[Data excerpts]
----------------------------------------

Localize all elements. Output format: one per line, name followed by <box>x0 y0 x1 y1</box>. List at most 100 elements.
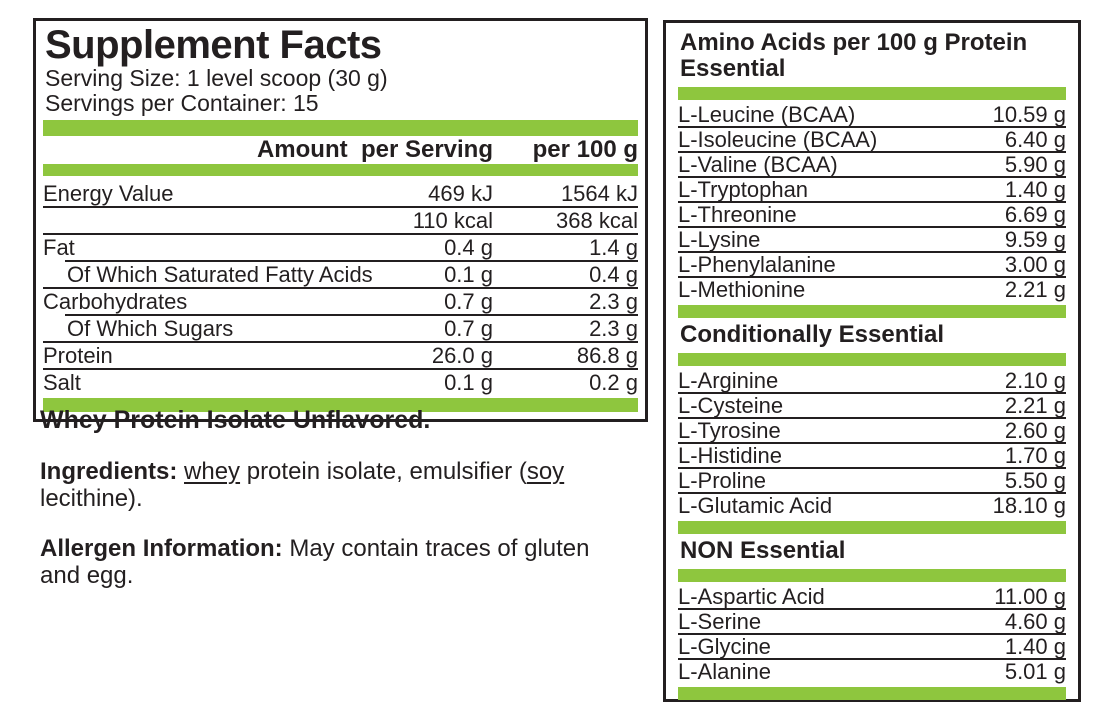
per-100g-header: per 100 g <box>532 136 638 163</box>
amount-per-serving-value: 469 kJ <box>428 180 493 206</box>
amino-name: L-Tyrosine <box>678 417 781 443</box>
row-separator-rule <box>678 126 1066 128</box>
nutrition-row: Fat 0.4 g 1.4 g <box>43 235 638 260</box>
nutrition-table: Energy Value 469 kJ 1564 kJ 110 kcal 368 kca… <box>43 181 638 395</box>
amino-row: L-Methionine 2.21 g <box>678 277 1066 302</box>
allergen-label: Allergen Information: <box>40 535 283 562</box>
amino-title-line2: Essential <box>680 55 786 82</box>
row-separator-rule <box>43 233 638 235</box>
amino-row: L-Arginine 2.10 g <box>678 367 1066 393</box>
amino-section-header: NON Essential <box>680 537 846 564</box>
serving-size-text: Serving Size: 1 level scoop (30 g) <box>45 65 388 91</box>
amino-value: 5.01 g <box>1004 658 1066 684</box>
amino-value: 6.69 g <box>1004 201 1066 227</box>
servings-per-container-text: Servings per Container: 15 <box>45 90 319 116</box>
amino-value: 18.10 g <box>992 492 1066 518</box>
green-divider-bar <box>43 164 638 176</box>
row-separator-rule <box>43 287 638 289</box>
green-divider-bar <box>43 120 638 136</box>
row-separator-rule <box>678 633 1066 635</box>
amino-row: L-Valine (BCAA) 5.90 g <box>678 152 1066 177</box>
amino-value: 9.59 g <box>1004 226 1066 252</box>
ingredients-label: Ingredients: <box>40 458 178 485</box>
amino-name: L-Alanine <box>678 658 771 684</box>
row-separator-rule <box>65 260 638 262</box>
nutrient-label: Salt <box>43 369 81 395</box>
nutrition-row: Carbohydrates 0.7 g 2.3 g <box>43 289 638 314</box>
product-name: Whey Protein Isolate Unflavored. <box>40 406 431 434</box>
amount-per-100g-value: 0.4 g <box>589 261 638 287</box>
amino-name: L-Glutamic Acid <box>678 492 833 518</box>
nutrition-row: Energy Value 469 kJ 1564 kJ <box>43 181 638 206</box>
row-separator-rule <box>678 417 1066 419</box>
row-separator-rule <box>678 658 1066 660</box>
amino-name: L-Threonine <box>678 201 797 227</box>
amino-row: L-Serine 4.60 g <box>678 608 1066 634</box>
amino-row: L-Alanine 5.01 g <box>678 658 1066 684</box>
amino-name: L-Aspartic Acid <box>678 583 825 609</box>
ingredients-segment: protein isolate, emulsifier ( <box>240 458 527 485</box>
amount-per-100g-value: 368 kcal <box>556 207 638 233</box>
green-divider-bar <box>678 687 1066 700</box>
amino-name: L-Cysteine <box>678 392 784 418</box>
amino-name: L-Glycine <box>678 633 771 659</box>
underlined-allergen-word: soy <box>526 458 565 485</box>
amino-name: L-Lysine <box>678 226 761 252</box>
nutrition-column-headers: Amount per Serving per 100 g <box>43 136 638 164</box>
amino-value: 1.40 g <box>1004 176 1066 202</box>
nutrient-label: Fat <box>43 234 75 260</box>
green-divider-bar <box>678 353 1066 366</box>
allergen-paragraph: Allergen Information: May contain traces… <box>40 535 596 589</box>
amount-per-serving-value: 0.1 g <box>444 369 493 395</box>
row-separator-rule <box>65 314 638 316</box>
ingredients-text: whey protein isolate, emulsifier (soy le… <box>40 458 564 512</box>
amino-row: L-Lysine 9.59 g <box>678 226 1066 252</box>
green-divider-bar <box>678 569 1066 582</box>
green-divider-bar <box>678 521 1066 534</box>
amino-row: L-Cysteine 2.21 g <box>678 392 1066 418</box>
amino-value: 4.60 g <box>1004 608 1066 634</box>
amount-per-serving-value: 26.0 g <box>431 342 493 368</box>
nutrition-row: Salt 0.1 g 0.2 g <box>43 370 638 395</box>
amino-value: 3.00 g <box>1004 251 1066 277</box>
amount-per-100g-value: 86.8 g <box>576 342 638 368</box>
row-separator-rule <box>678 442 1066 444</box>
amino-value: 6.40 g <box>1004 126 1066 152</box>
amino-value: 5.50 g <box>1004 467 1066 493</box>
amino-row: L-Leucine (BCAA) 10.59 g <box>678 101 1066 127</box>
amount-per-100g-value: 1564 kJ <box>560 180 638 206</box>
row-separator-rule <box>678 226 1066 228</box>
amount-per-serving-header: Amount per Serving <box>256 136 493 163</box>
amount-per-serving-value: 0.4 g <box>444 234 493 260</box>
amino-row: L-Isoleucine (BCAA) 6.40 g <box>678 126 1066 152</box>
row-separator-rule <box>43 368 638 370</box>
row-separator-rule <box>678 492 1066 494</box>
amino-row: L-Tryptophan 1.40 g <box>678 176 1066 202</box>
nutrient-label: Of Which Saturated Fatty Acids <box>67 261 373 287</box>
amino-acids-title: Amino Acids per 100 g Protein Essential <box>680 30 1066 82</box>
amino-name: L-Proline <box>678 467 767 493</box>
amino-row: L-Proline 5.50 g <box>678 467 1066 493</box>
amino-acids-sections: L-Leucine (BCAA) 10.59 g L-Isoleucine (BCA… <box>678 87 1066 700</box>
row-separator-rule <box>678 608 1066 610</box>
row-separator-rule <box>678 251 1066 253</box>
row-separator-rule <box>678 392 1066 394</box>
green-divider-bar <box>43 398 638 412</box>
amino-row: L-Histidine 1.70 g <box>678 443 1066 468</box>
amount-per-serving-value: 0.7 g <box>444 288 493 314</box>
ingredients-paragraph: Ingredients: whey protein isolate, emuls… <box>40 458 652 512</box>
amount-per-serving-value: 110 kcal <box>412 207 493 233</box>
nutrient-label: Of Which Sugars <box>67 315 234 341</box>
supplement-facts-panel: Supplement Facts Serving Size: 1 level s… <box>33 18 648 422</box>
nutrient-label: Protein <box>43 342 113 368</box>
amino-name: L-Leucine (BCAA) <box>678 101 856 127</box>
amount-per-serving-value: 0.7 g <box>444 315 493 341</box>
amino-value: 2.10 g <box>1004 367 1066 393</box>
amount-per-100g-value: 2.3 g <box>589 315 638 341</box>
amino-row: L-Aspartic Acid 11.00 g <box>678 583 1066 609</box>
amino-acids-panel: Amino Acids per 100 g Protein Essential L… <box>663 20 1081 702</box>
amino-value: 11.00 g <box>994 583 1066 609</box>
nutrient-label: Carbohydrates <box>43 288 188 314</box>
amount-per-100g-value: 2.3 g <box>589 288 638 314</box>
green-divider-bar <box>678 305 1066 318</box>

----------------------------------------

#### [How to complete this task]
Output only the number of lines in the data above that include the word "Alanine".

#### [Result for this task]
2